— Exercise description —
Write out the records beneath this line exactly as they appear, minus any images.
Start Dataset excerpts
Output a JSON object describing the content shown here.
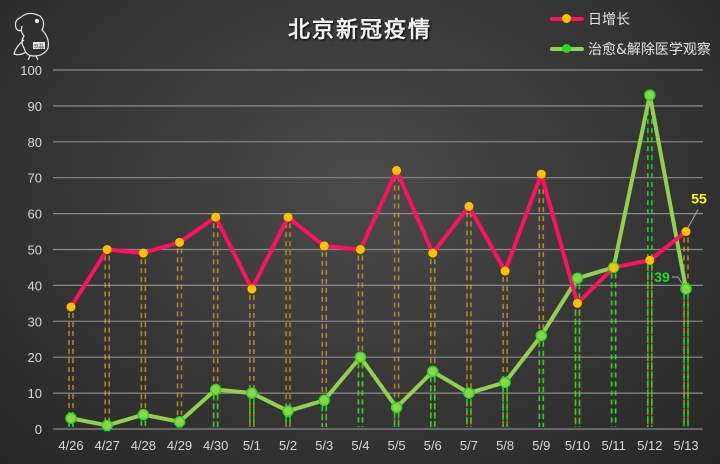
{
  "chart_data": {
    "type": "line",
    "title": "北京新冠疫情",
    "xlabel": "",
    "ylabel": "",
    "ylim": [
      0,
      100
    ],
    "yticks": [
      0,
      10,
      20,
      30,
      40,
      50,
      60,
      70,
      80,
      90,
      100
    ],
    "grid": true,
    "legend_position": "top-right",
    "categories": [
      "4/26",
      "4/27",
      "4/28",
      "4/29",
      "4/30",
      "5/1",
      "5/2",
      "5/3",
      "5/4",
      "5/5",
      "5/6",
      "5/7",
      "5/8",
      "5/9",
      "5/10",
      "5/11",
      "5/12",
      "5/13"
    ],
    "series": [
      {
        "name": "日增长",
        "line_color": "#ff1060",
        "marker_color": "#ffc000",
        "values": [
          34,
          50,
          49,
          52,
          59,
          39,
          59,
          51,
          50,
          72,
          49,
          62,
          44,
          71,
          35,
          45,
          47,
          55
        ]
      },
      {
        "name": "治愈&解除医学观察",
        "line_color": "#92d050",
        "marker_color": "#22dd22",
        "values": [
          3,
          1,
          4,
          2,
          11,
          10,
          5,
          8,
          20,
          6,
          16,
          10,
          13,
          26,
          42,
          45,
          93,
          39
        ]
      }
    ],
    "annotations": [
      {
        "text": "55",
        "series": "日增长",
        "category": "5/13",
        "color": "#ffff00"
      },
      {
        "text": "39",
        "series": "治愈&解除医学观察",
        "category": "5/13",
        "color": "#22dd22"
      }
    ]
  },
  "legend": {
    "items": [
      {
        "label": "日增长"
      },
      {
        "label": "治愈&解除医学观察"
      }
    ]
  },
  "logo": {
    "badge_text": "玖磊"
  }
}
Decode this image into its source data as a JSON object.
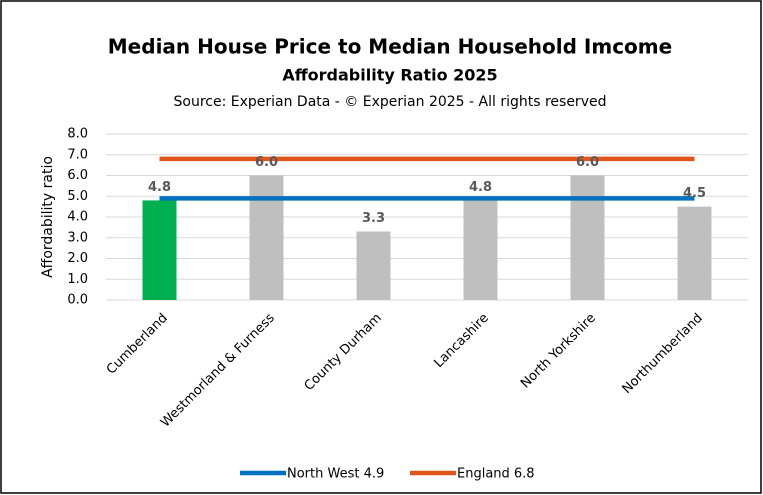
{
  "chart_data": {
    "type": "bar",
    "title": "Median House Price to Median Household Imcome",
    "subtitle": "Affordability Ratio 2025",
    "source": "Source: Experian Data - © Experian 2025 - All rights reserved",
    "y_label": "Affordability ratio",
    "categories": [
      "Cumberland",
      "Westmorland & Furness",
      "County Durham",
      "Lancashire",
      "North Yorkshire",
      "Northumberland"
    ],
    "values": [
      4.8,
      6.0,
      3.3,
      4.8,
      6.0,
      4.5
    ],
    "value_labels": [
      "4.8",
      "6.0",
      "3.3",
      "4.8",
      "6.0",
      "4.5"
    ],
    "colors": [
      "#00b050",
      "#bfbfbf",
      "#bfbfbf",
      "#bfbfbf",
      "#bfbfbf",
      "#bfbfbf"
    ],
    "series": [
      {
        "name": "North West 4.9",
        "color": "#0070c0",
        "values": [
          4.9,
          4.9,
          4.9,
          4.9,
          4.9,
          4.9
        ]
      },
      {
        "name": "England 6.8",
        "color": "#e2561b",
        "values": [
          6.8,
          6.8,
          6.8,
          6.8,
          6.8,
          6.8
        ]
      }
    ],
    "ylim": [
      0,
      8
    ],
    "yticks": [
      {
        "value": 0,
        "label": "0.0"
      },
      {
        "value": 1,
        "label": "1.0"
      },
      {
        "value": 2,
        "label": "2.0"
      },
      {
        "value": 3,
        "label": "3.0"
      },
      {
        "value": 4,
        "label": "4.0"
      },
      {
        "value": 5,
        "label": "5.0"
      },
      {
        "value": 6,
        "label": "6.0"
      },
      {
        "value": 7,
        "label": "7.0"
      },
      {
        "value": 8,
        "label": "8.0"
      }
    ],
    "grid": true,
    "legend": "bottom"
  }
}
End Dataset excerpts
— Completed task —
Output a JSON object describing the content shown here.
{
  "chart_data": {
    "type": "line",
    "title": "北京新冠疫情",
    "xlabel": "",
    "ylabel": "",
    "ylim": [
      0,
      100
    ],
    "yticks": [
      0,
      10,
      20,
      30,
      40,
      50,
      60,
      70,
      80,
      90,
      100
    ],
    "grid": true,
    "legend_position": "top-right",
    "categories": [
      "4/26",
      "4/27",
      "4/28",
      "4/29",
      "4/30",
      "5/1",
      "5/2",
      "5/3",
      "5/4",
      "5/5",
      "5/6",
      "5/7",
      "5/8",
      "5/9",
      "5/10",
      "5/11",
      "5/12",
      "5/13"
    ],
    "series": [
      {
        "name": "日增长",
        "line_color": "#ff1060",
        "marker_color": "#ffc000",
        "values": [
          34,
          50,
          49,
          52,
          59,
          39,
          59,
          51,
          50,
          72,
          49,
          62,
          44,
          71,
          35,
          45,
          47,
          55
        ]
      },
      {
        "name": "治愈&解除医学观察",
        "line_color": "#92d050",
        "marker_color": "#22dd22",
        "values": [
          3,
          1,
          4,
          2,
          11,
          10,
          5,
          8,
          20,
          6,
          16,
          10,
          13,
          26,
          42,
          45,
          93,
          39
        ]
      }
    ],
    "annotations": [
      {
        "text": "55",
        "series": "日增长",
        "category": "5/13",
        "color": "#ffff00"
      },
      {
        "text": "39",
        "series": "治愈&解除医学观察",
        "category": "5/13",
        "color": "#22dd22"
      }
    ]
  },
  "legend": {
    "items": [
      {
        "label": "日增长"
      },
      {
        "label": "治愈&解除医学观察"
      }
    ]
  },
  "logo": {
    "badge_text": "玖磊"
  }
}
Decode this image into its source data as a JSON object.
{
  "chart_data": {
    "type": "bar",
    "title": "Median House Price to Median Household Imcome",
    "subtitle": "Affordability Ratio 2025",
    "source": "Source: Experian Data - © Experian 2025 - All rights reserved",
    "y_label": "Affordability ratio",
    "categories": [
      "Cumberland",
      "Westmorland & Furness",
      "County Durham",
      "Lancashire",
      "North Yorkshire",
      "Northumberland"
    ],
    "values": [
      4.8,
      6.0,
      3.3,
      4.8,
      6.0,
      4.5
    ],
    "value_labels": [
      "4.8",
      "6.0",
      "3.3",
      "4.8",
      "6.0",
      "4.5"
    ],
    "colors": [
      "#00b050",
      "#bfbfbf",
      "#bfbfbf",
      "#bfbfbf",
      "#bfbfbf",
      "#bfbfbf"
    ],
    "series": [
      {
        "name": "North West 4.9",
        "color": "#0070c0",
        "values": [
          4.9,
          4.9,
          4.9,
          4.9,
          4.9,
          4.9
        ]
      },
      {
        "name": "England 6.8",
        "color": "#e2561b",
        "values": [
          6.8,
          6.8,
          6.8,
          6.8,
          6.8,
          6.8
        ]
      }
    ],
    "ylim": [
      0,
      8
    ],
    "yticks": [
      {
        "value": 0,
        "label": "0.0"
      },
      {
        "value": 1,
        "label": "1.0"
      },
      {
        "value": 2,
        "label": "2.0"
      },
      {
        "value": 3,
        "label": "3.0"
      },
      {
        "value": 4,
        "label": "4.0"
      },
      {
        "value": 5,
        "label": "5.0"
      },
      {
        "value": 6,
        "label": "6.0"
      },
      {
        "value": 7,
        "label": "7.0"
      },
      {
        "value": 8,
        "label": "8.0"
      }
    ],
    "grid": true,
    "legend": "bottom"
  }
}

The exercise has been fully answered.